# [WORK INSTRUCTIONS]
Gather all lines in the entries that include the word "Hour".

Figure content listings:
++++++++++++++++++++

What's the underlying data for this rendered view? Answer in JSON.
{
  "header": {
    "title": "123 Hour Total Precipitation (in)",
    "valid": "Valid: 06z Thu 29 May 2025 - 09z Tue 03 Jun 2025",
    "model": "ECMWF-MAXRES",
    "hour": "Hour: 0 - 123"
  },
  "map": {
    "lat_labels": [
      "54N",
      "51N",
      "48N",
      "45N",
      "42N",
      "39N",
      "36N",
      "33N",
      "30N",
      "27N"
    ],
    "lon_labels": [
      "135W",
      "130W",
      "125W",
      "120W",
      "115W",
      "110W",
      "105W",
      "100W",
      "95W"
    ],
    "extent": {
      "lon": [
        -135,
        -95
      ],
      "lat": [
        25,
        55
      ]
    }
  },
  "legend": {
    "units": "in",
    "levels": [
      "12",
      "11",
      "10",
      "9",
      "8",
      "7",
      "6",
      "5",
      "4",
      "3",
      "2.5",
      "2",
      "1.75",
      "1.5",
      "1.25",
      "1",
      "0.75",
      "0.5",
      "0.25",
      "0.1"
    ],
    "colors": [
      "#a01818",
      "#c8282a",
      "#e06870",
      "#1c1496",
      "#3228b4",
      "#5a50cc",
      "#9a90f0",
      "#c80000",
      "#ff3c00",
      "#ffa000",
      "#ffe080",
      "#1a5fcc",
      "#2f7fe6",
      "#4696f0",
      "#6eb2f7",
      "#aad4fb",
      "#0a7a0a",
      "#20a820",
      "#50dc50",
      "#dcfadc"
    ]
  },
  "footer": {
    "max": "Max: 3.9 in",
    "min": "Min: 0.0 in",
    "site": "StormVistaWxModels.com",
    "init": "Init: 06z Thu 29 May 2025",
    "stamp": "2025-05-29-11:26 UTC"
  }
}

++++++++++++++++++++

# [WRITTEN RESPONSE]
    "title": "123 Hour Total Precipitation (in)",
    "hour": "Hour: 0 - 123"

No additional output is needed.